Your task is to reproduce the entries below word for word.

▬▬▬▬▬▬▬▬▬▬

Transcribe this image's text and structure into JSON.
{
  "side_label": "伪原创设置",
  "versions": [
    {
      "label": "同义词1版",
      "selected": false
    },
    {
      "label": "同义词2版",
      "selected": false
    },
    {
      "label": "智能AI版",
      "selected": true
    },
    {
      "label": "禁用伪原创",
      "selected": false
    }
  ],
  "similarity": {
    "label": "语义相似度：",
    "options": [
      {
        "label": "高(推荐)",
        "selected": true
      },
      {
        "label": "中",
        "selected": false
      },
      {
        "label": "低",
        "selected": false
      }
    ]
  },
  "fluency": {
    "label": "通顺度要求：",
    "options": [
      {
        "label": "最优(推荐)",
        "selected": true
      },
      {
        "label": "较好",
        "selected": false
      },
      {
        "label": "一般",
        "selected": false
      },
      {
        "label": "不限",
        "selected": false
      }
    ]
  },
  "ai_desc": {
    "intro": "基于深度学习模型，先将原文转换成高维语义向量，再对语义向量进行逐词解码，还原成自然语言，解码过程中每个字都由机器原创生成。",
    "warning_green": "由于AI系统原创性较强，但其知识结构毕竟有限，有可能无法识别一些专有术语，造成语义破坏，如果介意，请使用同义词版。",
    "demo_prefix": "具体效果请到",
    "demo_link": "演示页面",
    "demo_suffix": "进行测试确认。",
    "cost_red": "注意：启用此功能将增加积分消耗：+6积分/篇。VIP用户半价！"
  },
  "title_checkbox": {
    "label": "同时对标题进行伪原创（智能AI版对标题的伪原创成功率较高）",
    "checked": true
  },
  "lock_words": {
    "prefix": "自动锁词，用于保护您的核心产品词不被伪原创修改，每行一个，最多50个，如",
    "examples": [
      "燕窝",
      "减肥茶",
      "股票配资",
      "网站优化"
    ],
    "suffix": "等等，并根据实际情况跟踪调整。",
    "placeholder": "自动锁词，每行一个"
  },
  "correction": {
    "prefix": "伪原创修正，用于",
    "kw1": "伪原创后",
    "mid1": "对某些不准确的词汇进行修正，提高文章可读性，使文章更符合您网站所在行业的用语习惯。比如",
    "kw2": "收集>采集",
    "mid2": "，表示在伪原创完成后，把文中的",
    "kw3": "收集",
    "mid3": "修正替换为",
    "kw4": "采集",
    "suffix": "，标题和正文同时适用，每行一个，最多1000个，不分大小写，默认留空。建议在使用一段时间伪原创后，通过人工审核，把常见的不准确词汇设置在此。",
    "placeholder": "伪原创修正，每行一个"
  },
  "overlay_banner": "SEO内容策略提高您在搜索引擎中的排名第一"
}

▬▬▬▬▬▬▬▬▬▬

__Exercise solution__
Transcribe this image's text and structure into JSON.
{
  "side_label": "伪原创设置",
  "versions": [
    {
      "label": "同义词1版",
      "selected": false
    },
    {
      "label": "同义词2版",
      "selected": false
    },
    {
      "label": "智能AI版",
      "selected": true
    },
    {
      "label": "禁用伪原创",
      "selected": false
    }
  ],
  "similarity": {
    "label": "语义相似度：",
    "options": [
      {
        "label": "高(推荐)",
        "selected": true
      },
      {
        "label": "中",
        "selected": false
      },
      {
        "label": "低",
        "selected": false
      }
    ]
  },
  "fluency": {
    "label": "通顺度要求：",
    "options": [
      {
        "label": "最优(推荐)",
        "selected": true
      },
      {
        "label": "较好",
        "selected": false
      },
      {
        "label": "一般",
        "selected": false
      },
      {
        "label": "不限",
        "selected": false
      }
    ]
  },
  "ai_desc": {
    "intro": "基于深度学习模型，先将原文转换成高维语义向量，再对语义向量进行逐词解码，还原成自然语言，解码过程中每个字都由机器原创生成。",
    "warning_green": "由于AI系统原创性较强，但其知识结构毕竟有限，有可能无法识别一些专有术语，造成语义破坏，如果介意，请使用同义词版。",
    "demo_prefix": "具体效果请到",
    "demo_link": "演示页面",
    "demo_suffix": "进行测试确认。",
    "cost_red": "注意：启用此功能将增加积分消耗：+6积分/篇。VIP用户半价！"
  },
  "title_checkbox": {
    "label": "同时对标题进行伪原创（智能AI版对标题的伪原创成功率较高）",
    "checked": true
  },
  "lock_words": {
    "prefix": "自动锁词，用于保护您的核心产品词不被伪原创修改，每行一个，最多50个，如",
    "examples": [
      "燕窝",
      "减肥茶",
      "股票配资",
      "网站优化"
    ],
    "suffix": "等等，并根据实际情况跟踪调整。",
    "placeholder": "自动锁词，每行一个"
  },
  "correction": {
    "prefix": "伪原创修正，用于",
    "kw1": "伪原创后",
    "mid1": "对某些不准确的词汇进行修正，提高文章可读性，使文章更符合您网站所在行业的用语习惯。比如",
    "kw2": "收集>采集",
    "mid2": "，表示在伪原创完成后，把文中的",
    "kw3": "收集",
    "mid3": "修正替换为",
    "kw4": "采集",
    "suffix": "，标题和正文同时适用，每行一个，最多1000个，不分大小写，默认留空。建议在使用一段时间伪原创后，通过人工审核，把常见的不准确词汇设置在此。",
    "placeholder": "伪原创修正，每行一个"
  },
  "overlay_banner": "SEO内容策略提高您在搜索引擎中的排名第一"
}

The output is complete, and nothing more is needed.